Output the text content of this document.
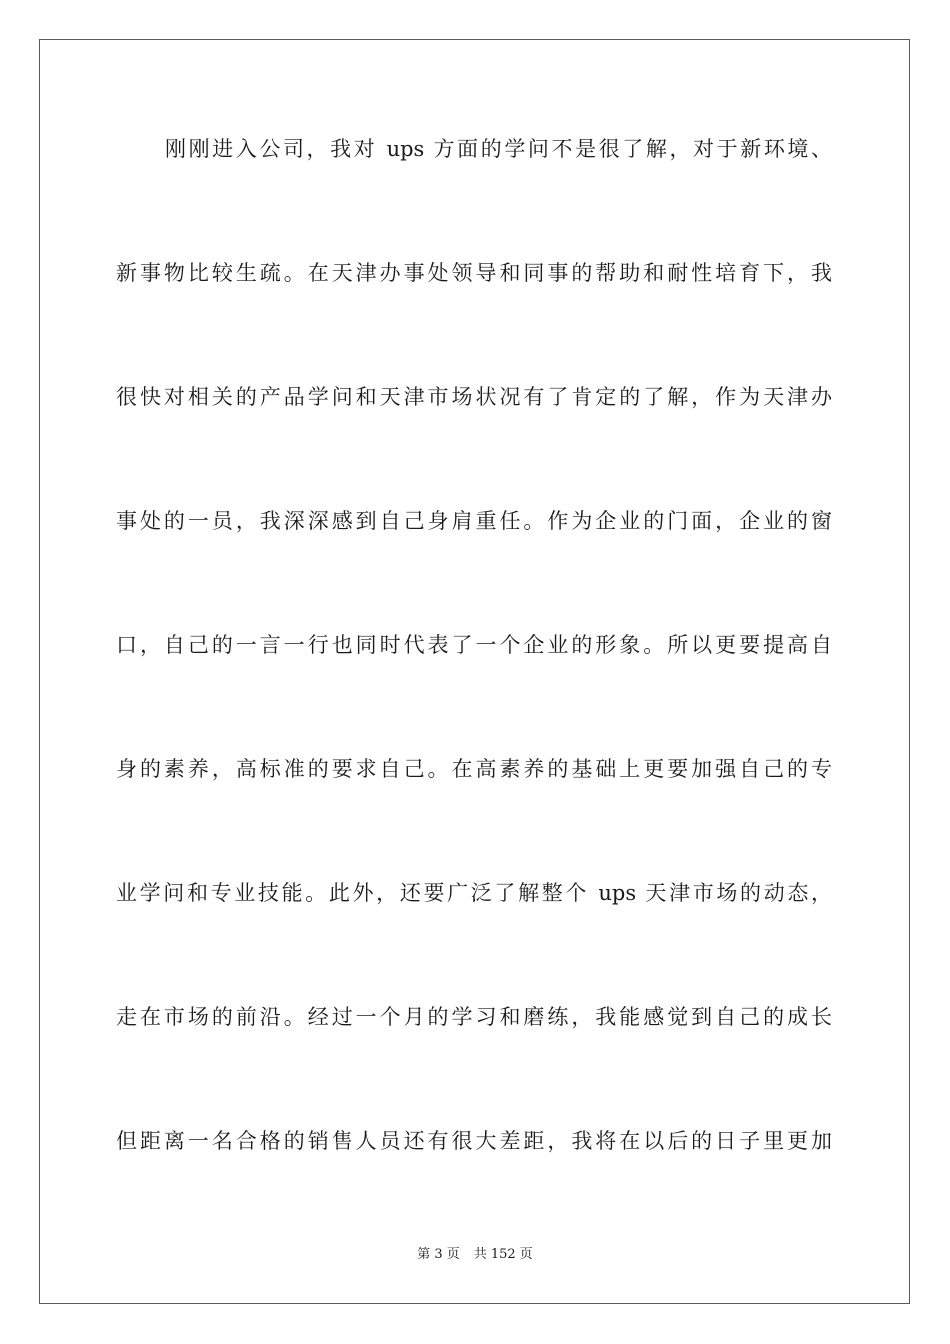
刚刚进入公司，我对 ups 方面的学问不是很了解，对于新环境、
新事物比较生疏。在天津办事处领导和同事的帮助和耐性培育下，我
很快对相关的产品学问和天津市场状况有了肯定的了解，作为天津办
事处的一员，我深深感到自己身肩重任。作为企业的门面，企业的窗
口，自己的一言一行也同时代表了一个企业的形象。所以更要提高自
身的素养，高标准的要求自己。在高素养的基础上更要加强自己的专
业学问和专业技能。此外，还要广泛了解整个 ups 天津市场的动态，
走在市场的前沿。经过一个月的学习和磨练，我能感觉到自己的成长
但距离一名合格的销售人员还有很大差距，我将在以后的日子里更加
第 3 页 共 152 页
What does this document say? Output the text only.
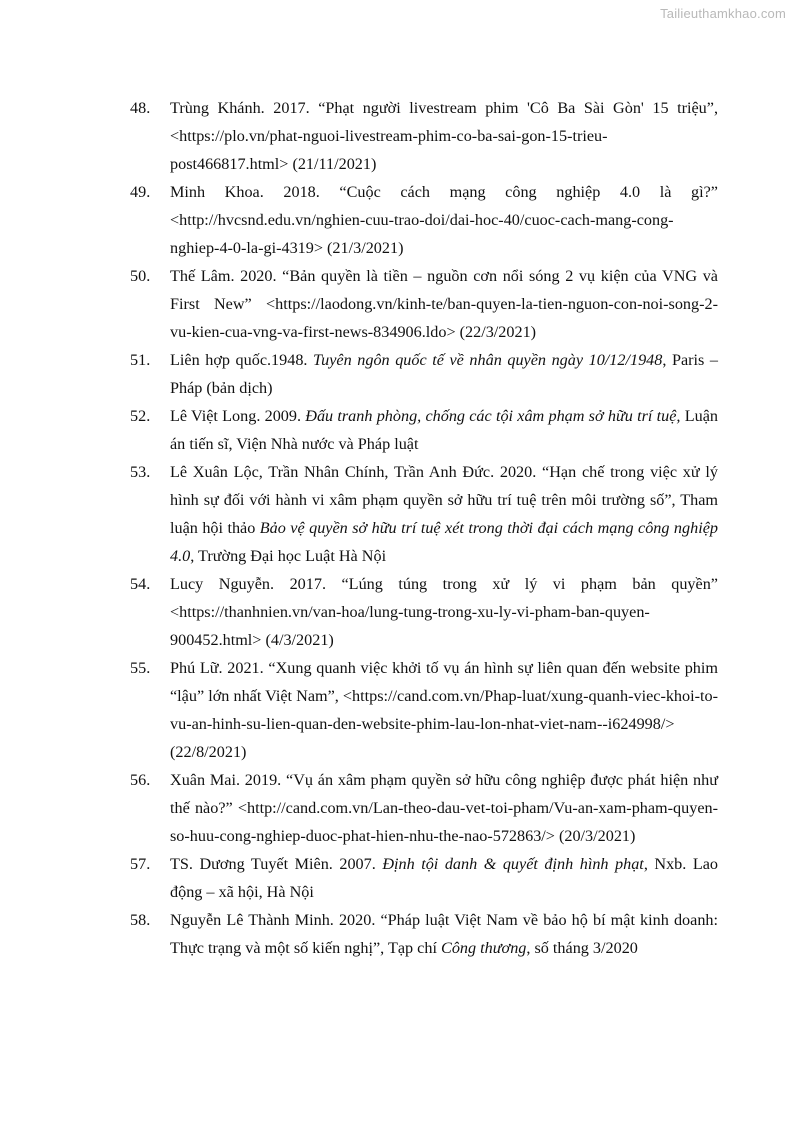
Tailieuthamkhao.com
48.	Trùng Khánh. 2017. “Phạt người livestream phim 'Cô Ba Sài Gòn' 15 triệu”, <https://plo.vn/phat-nguoi-livestream-phim-co-ba-sai-gon-15-trieu-post466817.html> (21/11/2021)
49.	Minh Khoa. 2018. “Cuộc cách mạng công nghiệp 4.0 là gì?” <http://hvcsnd.edu.vn/nghien-cuu-trao-doi/dai-hoc-40/cuoc-cach-mang-cong-nghiep-4-0-la-gi-4319> (21/3/2021)
50.	Thế Lâm. 2020. “Bản quyền là tiền – nguồn cơn nổi sóng 2 vụ kiện của VNG và First New” <https://laodong.vn/kinh-te/ban-quyen-la-tien-nguon-con-noi-song-2-vu-kien-cua-vng-va-first-news-834906.ldo> (22/3/2021)
51.	Liên hợp quốc.1948. Tuyên ngôn quốc tế về nhân quyền ngày 10/12/1948, Paris – Pháp (bản dịch)
52.	Lê Việt Long. 2009. Đấu tranh phòng, chống các tội xâm phạm sở hữu trí tuệ, Luận án tiến sĩ, Viện Nhà nước và Pháp luật
53.	Lê Xuân Lộc, Trần Nhân Chính, Trần Anh Đức. 2020. “Hạn chế trong việc xử lý hình sự đối với hành vi xâm phạm quyền sở hữu trí tuệ trên môi trường số”, Tham luận hội thảo Bảo vệ quyền sở hữu trí tuệ xét trong thời đại cách mạng công nghiệp 4.0, Trường Đại học Luật Hà Nội
54.	Lucy Nguyễn. 2017. “Lúng túng trong xử lý vi phạm bản quyền” <https://thanhnien.vn/van-hoa/lung-tung-trong-xu-ly-vi-pham-ban-quyen-900452.html> (4/3/2021)
55.	Phú Lữ. 2021. “Xung quanh việc khởi tố vụ án hình sự liên quan đến website phim “lậu” lớn nhất Việt Nam”, <https://cand.com.vn/Phap-luat/xung-quanh-viec-khoi-to-vu-an-hinh-su-lien-quan-den-website-phim-lau-lon-nhat-viet-nam--i624998/> (22/8/2021)
56.	Xuân Mai. 2019. “Vụ án xâm phạm quyền sở hữu công nghiệp được phát hiện như thế nào?” <http://cand.com.vn/Lan-theo-dau-vet-toi-pham/Vu-an-xam-pham-quyen-so-huu-cong-nghiep-duoc-phat-hien-nhu-the-nao-572863/> (20/3/2021)
57.	TS. Dương Tuyết Miên. 2007. Định tội danh & quyết định hình phạt, Nxb. Lao động – xã hội, Hà Nội
58.	Nguyễn Lê Thành Minh. 2020. “Pháp luật Việt Nam về bảo hộ bí mật kinh doanh: Thực trạng và một số kiến nghị”, Tạp chí Công thương, số tháng 3/2020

┄┄┄┄┄┄

Repeat the material above verbatim, with no pictures in the output.

COMPLETE OUTPUT>
Output the text content of this document.
刚刚进入公司，我对 ups 方面的学问不是很了解，对于新环境、
新事物比较生疏。在天津办事处领导和同事的帮助和耐性培育下，我
很快对相关的产品学问和天津市场状况有了肯定的了解，作为天津办
事处的一员，我深深感到自己身肩重任。作为企业的门面，企业的窗
口，自己的一言一行也同时代表了一个企业的形象。所以更要提高自
身的素养，高标准的要求自己。在高素养的基础上更要加强自己的专
业学问和专业技能。此外，还要广泛了解整个 ups 天津市场的动态，
走在市场的前沿。经过一个月的学习和磨练，我能感觉到自己的成长
但距离一名合格的销售人员还有很大差距，我将在以后的日子里更加
第 3 页 共 152 页
What does this document say? Output the text only.
Tailieuthamkhao.com
48.	Trùng Khánh. 2017. “Phạt người livestream phim 'Cô Ba Sài Gòn' 15 triệu”, <https://plo.vn/phat-nguoi-livestream-phim-co-ba-sai-gon-15-trieu-post466817.html> (21/11/2021)
49.	Minh Khoa. 2018. “Cuộc cách mạng công nghiệp 4.0 là gì?” <http://hvcsnd.edu.vn/nghien-cuu-trao-doi/dai-hoc-40/cuoc-cach-mang-cong-nghiep-4-0-la-gi-4319> (21/3/2021)
50.	Thế Lâm. 2020. “Bản quyền là tiền – nguồn cơn nổi sóng 2 vụ kiện của VNG và First New” <https://laodong.vn/kinh-te/ban-quyen-la-tien-nguon-con-noi-song-2-vu-kien-cua-vng-va-first-news-834906.ldo> (22/3/2021)
51.	Liên hợp quốc.1948. Tuyên ngôn quốc tế về nhân quyền ngày 10/12/1948, Paris – Pháp (bản dịch)
52.	Lê Việt Long. 2009. Đấu tranh phòng, chống các tội xâm phạm sở hữu trí tuệ, Luận án tiến sĩ, Viện Nhà nước và Pháp luật
53.	Lê Xuân Lộc, Trần Nhân Chính, Trần Anh Đức. 2020. “Hạn chế trong việc xử lý hình sự đối với hành vi xâm phạm quyền sở hữu trí tuệ trên môi trường số”, Tham luận hội thảo Bảo vệ quyền sở hữu trí tuệ xét trong thời đại cách mạng công nghiệp 4.0, Trường Đại học Luật Hà Nội
54.	Lucy Nguyễn. 2017. “Lúng túng trong xử lý vi phạm bản quyền” <https://thanhnien.vn/van-hoa/lung-tung-trong-xu-ly-vi-pham-ban-quyen-900452.html> (4/3/2021)
55.	Phú Lữ. 2021. “Xung quanh việc khởi tố vụ án hình sự liên quan đến website phim “lậu” lớn nhất Việt Nam”, <https://cand.com.vn/Phap-luat/xung-quanh-viec-khoi-to-vu-an-hinh-su-lien-quan-den-website-phim-lau-lon-nhat-viet-nam--i624998/> (22/8/2021)
56.	Xuân Mai. 2019. “Vụ án xâm phạm quyền sở hữu công nghiệp được phát hiện như thế nào?” <http://cand.com.vn/Lan-theo-dau-vet-toi-pham/Vu-an-xam-pham-quyen-so-huu-cong-nghiep-duoc-phat-hien-nhu-the-nao-572863/> (20/3/2021)
57.	TS. Dương Tuyết Miên. 2007. Định tội danh & quyết định hình phạt, Nxb. Lao động – xã hội, Hà Nội
58.	Nguyễn Lê Thành Minh. 2020. “Pháp luật Việt Nam về bảo hộ bí mật kinh doanh: Thực trạng và một số kiến nghị”, Tạp chí Công thương, số tháng 3/2020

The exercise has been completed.